(Text under study Opens)

News

  • - 2021-01-27 -

    Today, CIPPIC presented its intervention in a hearing before the Federal Court as part of a reference launched by the Office of the Privacy Commissioner of Canada. At issue is the degree to which PIPEDA - Canada's federal privacy law - applies to activities of commercial search engines.

    As noted in our written submissions:

    1. PIPEDA applies to commercial search engines.

    2. In order to determine whether personal information is collected, used or disclosed in the course of commercial activities under s. 4(1)(a) of PIPEDA, the Court must evaluate the relationship between that information and the organization’s business model. The commercial value of most Internet companies and social media platforms is derived by providing a free service to attract user’s time, attention and personal information, which is then monetized through advertising, tracking and profiling. A restrictive definition of “commercial activity” which includes nothing but discrete, revenue-generating interactions ignores precisely the kinds of business models that drive the digital economy and that PIPEDA was intended to regulate.

    3. Whether the collection, use or disclosure of personal information is undertaken for exclusively “journalistic” purposes must be determined with reference to Parliament’s intent and the constitutional rationale for the exclusion set out in s. 4(2)(c) of PIPEDA. This analysis must account for the particular role played by a free, adversarial and independent press in a democratic society—through newsgathering, source protection, the exercise of professional discipline and editorial judgement, and a commitment to communication on matters of public interest. The fact that an organization happens to permit the dissemination or discovery of journalistic content through its platform is not sufficient to immunize its activities from scrutiny under PIPEDA as a whole. The Act and the Charter provide other safeguards in this respect.

    4. The remedy sought by the Complainant has obvious implications for section 2(b) Charter rights and a conclusion that PIPEDA applies to commercial search engines may eventually raise other constitutional and policy questions. However, the rules of statutory interpretation do not permit the Court to preempt these debates by distorting the meaning of the Act’s application clause to exclude certain organizations from Canadian privacy regulation altogether. Appropriate and properly tailored constitutional remedies are available in the event that these concerns are well-founded in law and actually materialize.

    The reference is currently scheduled to be heard January 26-27. CIPPIC is being represented by Me Lex Gill from Trudel, Johnstone & Lespérance.

(Text under study Closes)
(Supplied data Opens)

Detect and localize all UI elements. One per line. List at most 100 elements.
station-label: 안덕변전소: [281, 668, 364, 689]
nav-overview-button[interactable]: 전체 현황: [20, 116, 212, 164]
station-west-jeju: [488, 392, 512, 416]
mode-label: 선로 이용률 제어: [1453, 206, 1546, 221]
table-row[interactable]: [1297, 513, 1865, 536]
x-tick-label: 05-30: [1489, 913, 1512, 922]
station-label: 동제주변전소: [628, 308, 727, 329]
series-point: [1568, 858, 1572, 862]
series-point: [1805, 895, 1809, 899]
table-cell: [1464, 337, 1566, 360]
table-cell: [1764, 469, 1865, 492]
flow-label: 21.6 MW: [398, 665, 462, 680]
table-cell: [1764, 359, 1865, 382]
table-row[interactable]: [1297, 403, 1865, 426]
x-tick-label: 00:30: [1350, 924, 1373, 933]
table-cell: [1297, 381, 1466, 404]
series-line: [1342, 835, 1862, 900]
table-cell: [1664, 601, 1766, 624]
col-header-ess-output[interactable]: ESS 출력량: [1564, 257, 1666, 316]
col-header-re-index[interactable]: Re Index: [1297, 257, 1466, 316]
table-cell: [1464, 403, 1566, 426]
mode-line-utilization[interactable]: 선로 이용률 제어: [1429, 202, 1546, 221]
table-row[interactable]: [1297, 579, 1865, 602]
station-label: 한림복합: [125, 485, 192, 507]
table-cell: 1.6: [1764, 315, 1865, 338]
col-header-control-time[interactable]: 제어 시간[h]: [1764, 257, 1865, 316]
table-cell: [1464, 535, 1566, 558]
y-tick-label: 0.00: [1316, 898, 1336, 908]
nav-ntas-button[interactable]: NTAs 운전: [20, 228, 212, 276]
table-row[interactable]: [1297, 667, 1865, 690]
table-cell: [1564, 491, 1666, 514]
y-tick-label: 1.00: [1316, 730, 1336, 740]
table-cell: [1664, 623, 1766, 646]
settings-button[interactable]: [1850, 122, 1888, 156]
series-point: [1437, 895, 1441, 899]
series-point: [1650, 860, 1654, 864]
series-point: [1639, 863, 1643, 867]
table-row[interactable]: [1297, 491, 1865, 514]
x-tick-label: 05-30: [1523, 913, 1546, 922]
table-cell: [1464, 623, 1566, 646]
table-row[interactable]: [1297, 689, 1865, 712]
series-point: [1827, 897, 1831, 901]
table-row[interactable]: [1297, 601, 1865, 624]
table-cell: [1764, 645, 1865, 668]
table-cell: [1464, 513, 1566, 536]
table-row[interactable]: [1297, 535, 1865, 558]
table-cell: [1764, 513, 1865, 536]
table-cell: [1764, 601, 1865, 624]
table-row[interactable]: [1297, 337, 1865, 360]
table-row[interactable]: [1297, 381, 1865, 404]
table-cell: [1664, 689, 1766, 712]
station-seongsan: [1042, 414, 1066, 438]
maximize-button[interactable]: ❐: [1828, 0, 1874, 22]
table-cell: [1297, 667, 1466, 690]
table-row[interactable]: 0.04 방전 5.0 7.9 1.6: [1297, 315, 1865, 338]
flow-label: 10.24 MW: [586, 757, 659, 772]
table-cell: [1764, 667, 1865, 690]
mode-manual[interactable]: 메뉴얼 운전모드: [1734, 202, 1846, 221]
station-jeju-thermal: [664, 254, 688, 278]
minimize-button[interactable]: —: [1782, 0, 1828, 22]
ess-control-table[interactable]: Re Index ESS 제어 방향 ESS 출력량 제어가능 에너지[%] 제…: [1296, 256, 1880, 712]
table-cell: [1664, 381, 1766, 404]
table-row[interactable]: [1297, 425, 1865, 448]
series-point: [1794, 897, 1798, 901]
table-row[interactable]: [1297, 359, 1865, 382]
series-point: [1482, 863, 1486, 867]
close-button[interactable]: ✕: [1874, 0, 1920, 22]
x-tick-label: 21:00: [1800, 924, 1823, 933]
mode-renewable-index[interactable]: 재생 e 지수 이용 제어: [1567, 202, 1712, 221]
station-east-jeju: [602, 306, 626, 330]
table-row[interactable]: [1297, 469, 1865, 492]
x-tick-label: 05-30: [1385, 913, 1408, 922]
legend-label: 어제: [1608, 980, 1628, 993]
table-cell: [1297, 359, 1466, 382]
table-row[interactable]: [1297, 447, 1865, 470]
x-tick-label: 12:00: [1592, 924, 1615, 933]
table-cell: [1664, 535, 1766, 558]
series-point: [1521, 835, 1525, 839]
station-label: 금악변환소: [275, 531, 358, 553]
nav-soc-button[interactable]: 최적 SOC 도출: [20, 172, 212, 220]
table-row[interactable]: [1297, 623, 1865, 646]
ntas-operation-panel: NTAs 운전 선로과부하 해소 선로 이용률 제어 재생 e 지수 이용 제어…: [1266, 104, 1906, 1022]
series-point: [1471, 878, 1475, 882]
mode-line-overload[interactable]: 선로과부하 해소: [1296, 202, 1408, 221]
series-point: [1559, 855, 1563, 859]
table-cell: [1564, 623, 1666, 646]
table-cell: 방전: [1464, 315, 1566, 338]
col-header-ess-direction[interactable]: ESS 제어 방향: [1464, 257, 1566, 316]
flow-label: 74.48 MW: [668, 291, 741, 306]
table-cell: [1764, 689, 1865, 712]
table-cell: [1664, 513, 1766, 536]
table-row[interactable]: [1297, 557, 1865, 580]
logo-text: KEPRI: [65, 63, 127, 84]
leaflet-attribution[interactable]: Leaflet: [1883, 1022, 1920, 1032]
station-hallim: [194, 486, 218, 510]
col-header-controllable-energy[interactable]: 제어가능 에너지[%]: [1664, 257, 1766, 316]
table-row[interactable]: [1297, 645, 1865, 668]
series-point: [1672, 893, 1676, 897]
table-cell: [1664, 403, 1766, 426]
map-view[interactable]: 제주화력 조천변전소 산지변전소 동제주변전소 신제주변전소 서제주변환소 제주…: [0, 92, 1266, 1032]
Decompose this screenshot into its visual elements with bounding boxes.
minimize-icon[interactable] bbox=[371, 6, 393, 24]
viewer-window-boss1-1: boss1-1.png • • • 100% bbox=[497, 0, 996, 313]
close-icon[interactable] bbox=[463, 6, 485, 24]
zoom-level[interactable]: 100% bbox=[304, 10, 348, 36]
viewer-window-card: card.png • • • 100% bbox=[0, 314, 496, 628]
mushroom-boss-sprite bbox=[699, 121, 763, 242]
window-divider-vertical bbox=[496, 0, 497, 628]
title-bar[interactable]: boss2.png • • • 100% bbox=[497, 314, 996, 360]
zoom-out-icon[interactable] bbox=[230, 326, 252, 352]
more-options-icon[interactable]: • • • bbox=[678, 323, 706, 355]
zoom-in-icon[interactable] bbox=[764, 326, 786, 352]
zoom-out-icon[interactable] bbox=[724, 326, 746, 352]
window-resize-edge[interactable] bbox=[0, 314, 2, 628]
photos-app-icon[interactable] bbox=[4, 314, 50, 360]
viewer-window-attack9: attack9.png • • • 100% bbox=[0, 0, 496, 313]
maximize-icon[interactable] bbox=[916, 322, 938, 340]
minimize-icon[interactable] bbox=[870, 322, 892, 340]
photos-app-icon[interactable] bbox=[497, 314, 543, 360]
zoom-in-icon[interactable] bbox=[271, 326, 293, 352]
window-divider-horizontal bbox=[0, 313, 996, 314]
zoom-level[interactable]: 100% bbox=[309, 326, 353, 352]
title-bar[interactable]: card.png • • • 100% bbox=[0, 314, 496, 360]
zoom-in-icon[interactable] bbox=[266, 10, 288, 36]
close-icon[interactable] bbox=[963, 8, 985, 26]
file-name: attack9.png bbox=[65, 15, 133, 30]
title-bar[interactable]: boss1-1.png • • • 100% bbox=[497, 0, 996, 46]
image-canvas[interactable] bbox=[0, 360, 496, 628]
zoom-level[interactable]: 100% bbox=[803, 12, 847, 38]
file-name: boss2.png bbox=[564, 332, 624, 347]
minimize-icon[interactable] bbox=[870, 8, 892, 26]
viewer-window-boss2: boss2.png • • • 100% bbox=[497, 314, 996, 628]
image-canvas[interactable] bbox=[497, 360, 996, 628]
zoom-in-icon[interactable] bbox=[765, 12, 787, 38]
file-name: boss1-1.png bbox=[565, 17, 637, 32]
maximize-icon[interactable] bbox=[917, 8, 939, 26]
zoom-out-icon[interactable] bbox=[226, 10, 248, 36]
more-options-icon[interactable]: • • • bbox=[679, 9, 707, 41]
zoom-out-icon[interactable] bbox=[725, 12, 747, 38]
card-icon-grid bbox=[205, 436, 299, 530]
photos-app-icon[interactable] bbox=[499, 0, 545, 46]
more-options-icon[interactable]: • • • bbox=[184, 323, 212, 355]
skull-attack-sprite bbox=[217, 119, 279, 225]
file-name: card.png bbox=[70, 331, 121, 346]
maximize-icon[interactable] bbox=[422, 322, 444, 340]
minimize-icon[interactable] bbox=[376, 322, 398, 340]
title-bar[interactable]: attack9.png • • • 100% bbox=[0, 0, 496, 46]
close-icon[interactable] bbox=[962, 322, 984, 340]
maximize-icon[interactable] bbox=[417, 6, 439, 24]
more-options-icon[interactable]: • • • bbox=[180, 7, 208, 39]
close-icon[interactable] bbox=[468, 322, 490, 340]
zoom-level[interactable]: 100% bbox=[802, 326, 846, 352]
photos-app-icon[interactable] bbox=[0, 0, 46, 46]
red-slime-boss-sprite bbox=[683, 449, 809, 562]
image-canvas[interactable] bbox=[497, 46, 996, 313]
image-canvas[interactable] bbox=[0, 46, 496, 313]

(Supplied data Closes)

- [Questions to answer]
1. Reproduce the CIPPIC news item starting at "4. The remedy" and ending at "Johnstone & Lespérance.", switching "Complainant" for "Applicant".
2. Resume the CIPPIC news item on the search engine reference, picking up after its final sentence.
These rows were drawn from a separate source.

- [Responses per task]
1.
4. The remedy sought by the Applicant has obvious implications for section 2(b) Charter rights and a conclusion that PIPEDA applies to commercial search engines may eventually raise other constitutional and policy questions. However, the rules of statutory interpretation do not permit the Court to preempt these debates by distorting the meaning of the Act’s application clause to exclude certain organizations from Canadian privacy regulation altogether. Appropriate and properly tailored constitutional remedies are available in the event that these concerns are well-founded in law and actually materialize.

    The reference is currently scheduled to be heard January 26-27. CIPPIC is being represented by Me Lex Gill from Trudel, Johnstone & Lespérance.

2.
    Image Source: Learntek, "big-data-analytics", April 23, 2018, Flickr, CC-0 1.0

  • - 2020-12-09 -

    Last week, CIPPIC testified before the House INDU committee, outlining steps that could be taken to move Canada toward universal adoption of fast and reliable Internet. Substantial provincial and federal resources are being leveraged to connect households across Canada. Yet full and universal Internet adoption is an ambitious goal, one that will require a coordinated national effort and strategic mobilization of cross-cutting resources.

    Nor can affordability be overlooked — too many Canadians are priced out of connectivity, even as access to the Internet becomes an increasingly essential pre-requisite to participation in modern life.

    In a landmark 2016 decision, the CRTC adopted 50/10 unlimited connectivity as a long term objective for universal home Internet in Canada. As of 2019, however, only 45.6% of rural households have access to broadband Internet (which the CRTC defines as a reliable 50 mbps download and 10 mbps upload connection & unlimited data), and of these close to 60% of these are dependent on less reliable wireless technologies. Particularly troubling, only 35% of first nations reservations have access to broadband.

    Given Canada's constitutional and regulatory makeup, no single body can fully control connectivity efforts. However, entrusting either the CRTC or ISED to develop a comprehensive national strategy and adopt a loose but formal coordination role could drive a more integrated approach that substantially increases the efficiency of current funding allocation.

    UPDATE: INDU's report in tihs study was issued June 22, 2021: "Affordability and Accessibility of Telecommunications Services in Canada: Encouraging Competition to (Finally) Bridge the Digital Divide", June 2021.

    Image source: transCam, "Internet", October 6, 2005, Flickr, CC-BY-NC-ND 2.0

  • - 2020-10-07 -

    Facial recognition is a highly controversial technology that is transforming border crossings around the world by fuelling an unprecedented level of surveillance & too-often racially biased automated processing of travellers. In a report released today [overview], CIPPIC documents the rapid adoption of facial recognition technologies at borders while outlining its intrusive potential and propensity for being repurposed. Facial recognition can surreptitiously identify individuals from a distance and from any live or historical image, posing a serious threat to real-world and online anonymity. Facial recognition is becoming embedded in all aspects of border crossings driven by an attempt to process travellers more efficiently and securely. But members of marginalized communities are often most heavily impacted when the technology goes awry, as some demographic groups experience far higher error rates than the general population due to lingering biases. Around the world, facial recognition systems whose creation was justified in the border control context have been repurposed for law enforcement, national security agencies, traffic safety officials, administrative agencies and even the private sector.

    Our current legal framework is simply too outdated and lacking in clear safeguards to mitigate the more problematic elements of facial recognition systems. The report therefore recommends a moratorium on the adoption of facial recognition systems at our borders, and a publicly transparent reassessment of existing systems in Canada.

    The report, entitled "Facial Recognition at a Crossroads: Transformation at our Borders & Beyond", was finalized with assistance from Rachel Kuchma, William Burke, Ryan Mosoff and Emily Kim. An accompanying Overview document excerpts key aspects of the core report.

    Image credit: Josef Čapek, Hlava (1913), Wikimedia Commons.

  • - 2020-07-17 -

    CIPPIC and OpenMedia filed comments calling on the CRTC to adopt robust regulatory measures necessary to reverse Canada's broken mobile ecosystem. Canadian mobile service providers such as Bell and TELUS extract some of the highest revenues in the world, and the correspondingly high retail costs have prevented Canadians from realizing the full potential of mobile connectivity.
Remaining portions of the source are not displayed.